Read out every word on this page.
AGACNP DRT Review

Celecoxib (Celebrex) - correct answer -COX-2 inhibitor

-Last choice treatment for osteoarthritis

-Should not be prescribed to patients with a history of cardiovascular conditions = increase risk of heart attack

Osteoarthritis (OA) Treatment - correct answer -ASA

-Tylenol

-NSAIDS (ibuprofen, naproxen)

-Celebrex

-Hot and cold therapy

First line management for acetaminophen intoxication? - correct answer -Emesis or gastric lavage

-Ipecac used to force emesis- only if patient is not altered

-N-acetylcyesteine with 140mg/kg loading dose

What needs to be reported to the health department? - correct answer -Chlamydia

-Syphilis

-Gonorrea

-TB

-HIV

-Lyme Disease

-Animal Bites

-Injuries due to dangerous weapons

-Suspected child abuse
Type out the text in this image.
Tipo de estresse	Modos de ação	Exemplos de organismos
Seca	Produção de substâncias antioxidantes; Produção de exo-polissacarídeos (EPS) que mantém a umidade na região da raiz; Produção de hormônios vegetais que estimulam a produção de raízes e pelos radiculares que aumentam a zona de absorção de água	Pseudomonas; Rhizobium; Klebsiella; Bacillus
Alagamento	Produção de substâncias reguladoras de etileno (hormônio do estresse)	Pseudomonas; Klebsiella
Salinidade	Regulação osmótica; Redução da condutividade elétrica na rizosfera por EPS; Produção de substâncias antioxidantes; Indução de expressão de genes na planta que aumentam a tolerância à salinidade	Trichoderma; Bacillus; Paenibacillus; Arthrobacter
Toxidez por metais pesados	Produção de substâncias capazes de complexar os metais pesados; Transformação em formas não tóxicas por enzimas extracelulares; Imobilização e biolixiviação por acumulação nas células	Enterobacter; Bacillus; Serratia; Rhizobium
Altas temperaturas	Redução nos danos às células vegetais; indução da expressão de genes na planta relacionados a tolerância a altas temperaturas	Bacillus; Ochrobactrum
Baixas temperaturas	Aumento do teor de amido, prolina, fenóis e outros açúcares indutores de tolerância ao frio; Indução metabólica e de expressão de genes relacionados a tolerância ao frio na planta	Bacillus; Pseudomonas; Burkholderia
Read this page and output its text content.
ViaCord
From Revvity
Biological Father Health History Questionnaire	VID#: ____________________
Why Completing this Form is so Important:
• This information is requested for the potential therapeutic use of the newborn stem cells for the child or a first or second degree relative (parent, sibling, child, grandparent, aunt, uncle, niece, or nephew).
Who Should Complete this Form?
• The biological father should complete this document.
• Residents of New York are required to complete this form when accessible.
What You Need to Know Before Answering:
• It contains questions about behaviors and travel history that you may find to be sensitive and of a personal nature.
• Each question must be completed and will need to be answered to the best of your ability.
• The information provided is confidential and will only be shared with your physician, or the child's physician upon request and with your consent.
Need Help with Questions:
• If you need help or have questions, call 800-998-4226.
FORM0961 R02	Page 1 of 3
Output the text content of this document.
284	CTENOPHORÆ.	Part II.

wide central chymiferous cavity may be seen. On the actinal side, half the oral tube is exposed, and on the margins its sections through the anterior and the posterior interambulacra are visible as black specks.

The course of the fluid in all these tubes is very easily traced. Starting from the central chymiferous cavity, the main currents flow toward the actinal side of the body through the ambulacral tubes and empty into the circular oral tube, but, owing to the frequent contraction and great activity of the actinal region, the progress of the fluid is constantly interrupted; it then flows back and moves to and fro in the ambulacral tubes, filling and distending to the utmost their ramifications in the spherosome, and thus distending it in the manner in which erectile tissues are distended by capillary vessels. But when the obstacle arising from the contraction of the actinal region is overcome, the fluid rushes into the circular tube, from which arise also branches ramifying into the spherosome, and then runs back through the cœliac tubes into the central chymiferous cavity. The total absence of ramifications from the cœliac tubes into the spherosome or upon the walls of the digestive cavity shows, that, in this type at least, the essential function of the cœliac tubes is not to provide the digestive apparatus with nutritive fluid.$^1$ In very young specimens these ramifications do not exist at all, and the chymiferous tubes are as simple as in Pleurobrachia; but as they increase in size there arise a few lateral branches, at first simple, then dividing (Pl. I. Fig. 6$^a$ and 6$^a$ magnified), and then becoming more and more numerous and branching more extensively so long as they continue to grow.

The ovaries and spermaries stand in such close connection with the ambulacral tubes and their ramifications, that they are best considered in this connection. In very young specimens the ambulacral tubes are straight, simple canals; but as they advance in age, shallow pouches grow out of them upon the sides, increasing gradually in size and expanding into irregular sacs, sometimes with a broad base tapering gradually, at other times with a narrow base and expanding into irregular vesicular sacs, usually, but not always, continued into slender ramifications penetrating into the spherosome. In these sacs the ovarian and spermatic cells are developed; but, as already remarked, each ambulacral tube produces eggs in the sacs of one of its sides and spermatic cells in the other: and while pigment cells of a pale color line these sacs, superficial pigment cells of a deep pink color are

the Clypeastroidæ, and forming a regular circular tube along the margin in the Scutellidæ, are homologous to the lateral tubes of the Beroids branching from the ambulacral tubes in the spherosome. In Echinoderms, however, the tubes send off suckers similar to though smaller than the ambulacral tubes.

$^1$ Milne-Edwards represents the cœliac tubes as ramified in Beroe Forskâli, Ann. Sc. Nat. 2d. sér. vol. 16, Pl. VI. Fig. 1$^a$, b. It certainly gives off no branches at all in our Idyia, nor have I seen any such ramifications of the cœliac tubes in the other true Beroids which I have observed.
^^^^^^^^
#### Exercise goal:
When you reply, retype each line exactly as it appears above.

#### Problem solution:
Read out every word on this page.
AGACNP DRT Review

Celecoxib (Celebrex) - correct answer -COX-2 inhibitor

-Last choice treatment for osteoarthritis

-Should not be prescribed to patients with a history of cardiovascular conditions = increase risk of heart attack

Osteoarthritis (OA) Treatment - correct answer -ASA

-Tylenol

-NSAIDS (ibuprofen, naproxen)

-Celebrex

-Hot and cold therapy

First line management for acetaminophen intoxication? - correct answer -Emesis or gastric lavage

-Ipecac used to force emesis- only if patient is not altered

-N-acetylcyesteine with 140mg/kg loading dose

What needs to be reported to the health department? - correct answer -Chlamydia

-Syphilis

-Gonorrea

-TB

-HIV

-Lyme Disease

-Animal Bites

-Injuries due to dangerous weapons

-Suspected child abuse
Type out the text in this image.
Tipo de estresse	Modos de ação	Exemplos de organismos
Seca	Produção de substâncias antioxidantes; Produção de exo-polissacarídeos (EPS) que mantém a umidade na região da raiz; Produção de hormônios vegetais que estimulam a produção de raízes e pelos radiculares que aumentam a zona de absorção de água	Pseudomonas; Rhizobium; Klebsiella; Bacillus
Alagamento	Produção de substâncias reguladoras de etileno (hormônio do estresse)	Pseudomonas; Klebsiella
Salinidade	Regulação osmótica; Redução da condutividade elétrica na rizosfera por EPS; Produção de substâncias antioxidantes; Indução de expressão de genes na planta que aumentam a tolerância à salinidade	Trichoderma; Bacillus; Paenibacillus; Arthrobacter
Toxidez por metais pesados	Produção de substâncias capazes de complexar os metais pesados; Transformação em formas não tóxicas por enzimas extracelulares; Imobilização e biolixiviação por acumulação nas células	Enterobacter; Bacillus; Serratia; Rhizobium
Altas temperaturas	Redução nos danos às células vegetais; indução da expressão de genes na planta relacionados a tolerância a altas temperaturas	Bacillus; Ochrobactrum
Baixas temperaturas	Aumento do teor de amido, prolina, fenóis e outros açúcares indutores de tolerância ao frio; Indução metabólica e de expressão de genes relacionados a tolerância ao frio na planta	Bacillus; Pseudomonas; Burkholderia
Read this page and output its text content.
ViaCord
From Revvity
Biological Father Health History Questionnaire	VID#: ____________________
Why Completing this Form is so Important:
• This information is requested for the potential therapeutic use of the newborn stem cells for the child or a first or second degree relative (parent, sibling, child, grandparent, aunt, uncle, niece, or nephew).
Who Should Complete this Form?
• The biological father should complete this document.
• Residents of New York are required to complete this form when accessible.
What You Need to Know Before Answering:
• It contains questions about behaviors and travel history that you may find to be sensitive and of a personal nature.
• Each question must be completed and will need to be answered to the best of your ability.
• The information provided is confidential and will only be shared with your physician, or the child's physician upon request and with your consent.
Need Help with Questions:
• If you need help or have questions, call 800-998-4226.
FORM0961 R02	Page 1 of 3
Output the text content of this document.
284	CTENOPHORÆ.	Part II.

wide central chymiferous cavity may be seen. On the actinal side, half the oral tube is exposed, and on the margins its sections through the anterior and the posterior interambulacra are visible as black specks.

The course of the fluid in all these tubes is very easily traced. Starting from the central chymiferous cavity, the main currents flow toward the actinal side of the body through the ambulacral tubes and empty into the circular oral tube, but, owing to the frequent contraction and great activity of the actinal region, the progress of the fluid is constantly interrupted; it then flows back and moves to and fro in the ambulacral tubes, filling and distending to the utmost their ramifications in the spherosome, and thus distending it in the manner in which erectile tissues are distended by capillary vessels. But when the obstacle arising from the contraction of the actinal region is overcome, the fluid rushes into the circular tube, from which arise also branches ramifying into the spherosome, and then runs back through the cœliac tubes into the central chymiferous cavity. The total absence of ramifications from the cœliac tubes into the spherosome or upon the walls of the digestive cavity shows, that, in this type at least, the essential function of the cœliac tubes is not to provide the digestive apparatus with nutritive fluid.$^1$ In very young specimens these ramifications do not exist at all, and the chymiferous tubes are as simple as in Pleurobrachia; but as they increase in size there arise a few lateral branches, at first simple, then dividing (Pl. I. Fig. 6$^a$ and 6$^a$ magnified), and then becoming more and more numerous and branching more extensively so long as they continue to grow.

The ovaries and spermaries stand in such close connection with the ambulacral tubes and their ramifications, that they are best considered in this connection. In very young specimens the ambulacral tubes are straight, simple canals; but as they advance in age, shallow pouches grow out of them upon the sides, increasing gradually in size and expanding into irregular sacs, sometimes with a broad base tapering gradually, at other times with a narrow base and expanding into irregular vesicular sacs, usually, but not always, continued into slender ramifications penetrating into the spherosome. In these sacs the ovarian and spermatic cells are developed; but, as already remarked, each ambulacral tube produces eggs in the sacs of one of its sides and spermatic cells in the other: and while pigment cells of a pale color line these sacs, superficial pigment cells of a deep pink color are

the Clypeastroidæ, and forming a regular circular tube along the margin in the Scutellidæ, are homologous to the lateral tubes of the Beroids branching from the ambulacral tubes in the spherosome. In Echinoderms, however, the tubes send off suckers similar to though smaller than the ambulacral tubes.

$^1$ Milne-Edwards represents the cœliac tubes as ramified in Beroe Forskâli, Ann. Sc. Nat. 2d. sér. vol. 16, Pl. VI. Fig. 1$^a$, b. It certainly gives off no branches at all in our Idyia, nor have I seen any such ramifications of the cœliac tubes in the other true Beroids which I have observed.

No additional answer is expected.